Give all of the lines again exactly as they read.
begin RECORDS FOR THE TASK
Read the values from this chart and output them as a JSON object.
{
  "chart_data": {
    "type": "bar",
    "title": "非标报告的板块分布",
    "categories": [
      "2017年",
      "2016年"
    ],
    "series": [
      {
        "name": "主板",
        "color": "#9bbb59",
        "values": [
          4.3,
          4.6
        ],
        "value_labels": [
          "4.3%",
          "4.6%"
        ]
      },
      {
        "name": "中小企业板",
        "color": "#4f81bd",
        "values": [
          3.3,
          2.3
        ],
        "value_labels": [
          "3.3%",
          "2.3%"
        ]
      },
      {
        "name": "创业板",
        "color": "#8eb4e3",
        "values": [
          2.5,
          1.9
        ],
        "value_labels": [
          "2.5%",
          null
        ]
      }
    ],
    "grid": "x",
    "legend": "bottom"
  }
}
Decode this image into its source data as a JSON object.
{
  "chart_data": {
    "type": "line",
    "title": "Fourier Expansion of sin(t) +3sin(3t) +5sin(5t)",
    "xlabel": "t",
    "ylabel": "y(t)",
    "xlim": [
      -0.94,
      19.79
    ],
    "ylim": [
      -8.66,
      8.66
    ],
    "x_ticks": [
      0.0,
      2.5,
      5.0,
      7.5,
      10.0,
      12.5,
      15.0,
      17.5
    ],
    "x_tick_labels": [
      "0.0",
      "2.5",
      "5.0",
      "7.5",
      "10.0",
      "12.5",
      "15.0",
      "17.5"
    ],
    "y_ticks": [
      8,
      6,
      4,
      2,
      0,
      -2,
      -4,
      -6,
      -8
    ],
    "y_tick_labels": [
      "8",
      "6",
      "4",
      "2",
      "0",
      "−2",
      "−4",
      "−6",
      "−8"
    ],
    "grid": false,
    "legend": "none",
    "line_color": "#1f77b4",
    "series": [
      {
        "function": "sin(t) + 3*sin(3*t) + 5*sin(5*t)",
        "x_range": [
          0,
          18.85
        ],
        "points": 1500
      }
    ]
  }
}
end RECORDS FOR THE TASK
→ **TASK ANSWER**:
Read the values from this chart and output them as a JSON object.
{
  "chart_data": {
    "type": "bar",
    "title": "非标报告的板块分布",
    "categories": [
      "2017年",
      "2016年"
    ],
    "series": [
      {
        "name": "主板",
        "color": "#9bbb59",
        "values": [
          4.3,
          4.6
        ],
        "value_labels": [
          "4.3%",
          "4.6%"
        ]
      },
      {
        "name": "中小企业板",
        "color": "#4f81bd",
        "values": [
          3.3,
          2.3
        ],
        "value_labels": [
          "3.3%",
          "2.3%"
        ]
      },
      {
        "name": "创业板",
        "color": "#8eb4e3",
        "values": [
          2.5,
          1.9
        ],
        "value_labels": [
          "2.5%",
          null
        ]
      }
    ],
    "grid": "x",
    "legend": "bottom"
  }
}
Decode this image into its source data as a JSON object.
{
  "chart_data": {
    "type": "line",
    "title": "Fourier Expansion of sin(t) +3sin(3t) +5sin(5t)",
    "xlabel": "t",
    "ylabel": "y(t)",
    "xlim": [
      -0.94,
      19.79
    ],
    "ylim": [
      -8.66,
      8.66
    ],
    "x_ticks": [
      0.0,
      2.5,
      5.0,
      7.5,
      10.0,
      12.5,
      15.0,
      17.5
    ],
    "x_tick_labels": [
      "0.0",
      "2.5",
      "5.0",
      "7.5",
      "10.0",
      "12.5",
      "15.0",
      "17.5"
    ],
    "y_ticks": [
      8,
      6,
      4,
      2,
      0,
      -2,
      -4,
      -6,
      -8
    ],
    "y_tick_labels": [
      "8",
      "6",
      "4",
      "2",
      "0",
      "−2",
      "−4",
      "−6",
      "−8"
    ],
    "grid": false,
    "legend": "none",
    "line_color": "#1f77b4",
    "series": [
      {
        "function": "sin(t) + 3*sin(3*t) + 5*sin(5*t)",
        "x_range": [
          0,
          18.85
        ],
        "points": 1500
      }
    ]
  }
}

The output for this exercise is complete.